Copy each line of the material below that includes the string "skuteczności".

• _Provided data_
[start]

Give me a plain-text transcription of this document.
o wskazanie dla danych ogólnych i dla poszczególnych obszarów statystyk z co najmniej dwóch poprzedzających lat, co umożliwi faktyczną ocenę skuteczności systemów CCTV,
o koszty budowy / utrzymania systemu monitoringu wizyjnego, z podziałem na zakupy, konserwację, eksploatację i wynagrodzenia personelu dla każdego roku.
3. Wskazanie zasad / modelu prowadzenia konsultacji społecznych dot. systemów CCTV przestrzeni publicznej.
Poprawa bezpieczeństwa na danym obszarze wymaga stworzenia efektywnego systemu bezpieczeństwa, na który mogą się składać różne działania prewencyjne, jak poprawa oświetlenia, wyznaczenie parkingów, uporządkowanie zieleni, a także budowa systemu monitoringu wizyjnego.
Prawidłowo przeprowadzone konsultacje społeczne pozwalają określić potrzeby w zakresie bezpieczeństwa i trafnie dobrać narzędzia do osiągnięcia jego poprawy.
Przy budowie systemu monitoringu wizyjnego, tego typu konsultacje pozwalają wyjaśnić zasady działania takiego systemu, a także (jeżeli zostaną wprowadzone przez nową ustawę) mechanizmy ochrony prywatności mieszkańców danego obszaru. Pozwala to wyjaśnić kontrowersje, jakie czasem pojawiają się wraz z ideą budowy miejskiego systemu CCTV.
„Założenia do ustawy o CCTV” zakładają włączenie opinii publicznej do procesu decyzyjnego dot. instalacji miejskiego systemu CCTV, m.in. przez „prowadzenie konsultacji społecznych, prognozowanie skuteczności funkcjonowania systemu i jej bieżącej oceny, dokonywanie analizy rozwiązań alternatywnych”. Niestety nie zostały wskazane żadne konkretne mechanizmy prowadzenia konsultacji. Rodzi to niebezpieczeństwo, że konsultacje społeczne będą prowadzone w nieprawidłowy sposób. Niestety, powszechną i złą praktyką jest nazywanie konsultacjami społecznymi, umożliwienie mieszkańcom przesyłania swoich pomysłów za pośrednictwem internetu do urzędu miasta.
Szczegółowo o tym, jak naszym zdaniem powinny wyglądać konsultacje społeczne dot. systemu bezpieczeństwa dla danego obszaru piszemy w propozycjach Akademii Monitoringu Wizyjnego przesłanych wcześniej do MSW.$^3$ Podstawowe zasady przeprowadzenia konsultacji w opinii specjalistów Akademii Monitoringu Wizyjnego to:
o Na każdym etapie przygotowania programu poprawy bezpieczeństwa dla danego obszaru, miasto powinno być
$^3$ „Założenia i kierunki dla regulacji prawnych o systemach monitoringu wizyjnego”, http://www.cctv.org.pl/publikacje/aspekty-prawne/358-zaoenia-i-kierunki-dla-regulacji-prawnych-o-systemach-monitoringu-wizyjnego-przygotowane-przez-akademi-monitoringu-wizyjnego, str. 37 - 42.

[end]

• _Result for this exercise_
o wskazanie dla danych ogólnych i dla poszczególnych obszarów statystyk z co najmniej dwóch poprzedzających lat, co umożliwi faktyczną ocenę skuteczności systemów CCTV,
„Założenia do ustawy o CCTV” zakładają włączenie opinii publicznej do procesu decyzyjnego dot. instalacji miejskiego systemu CCTV, m.in. przez „prowadzenie konsultacji społecznych, prognozowanie skuteczności funkcjonowania systemu i jej bieżącej oceny, dokonywanie analizy rozwiązań alternatywnych”. Niestety nie zostały wskazane żadne konkretne mechanizmy prowadzenia konsultacji. Rodzi to niebezpieczeństwo, że konsultacje społeczne będą prowadzone w nieprawidłowy sposób. Niestety, powszechną i złą praktyką jest nazywanie konsultacjami społecznymi, umożliwienie mieszkańcom przesyłania swoich pomysłów za pośrednictwem internetu do urzędu miasta.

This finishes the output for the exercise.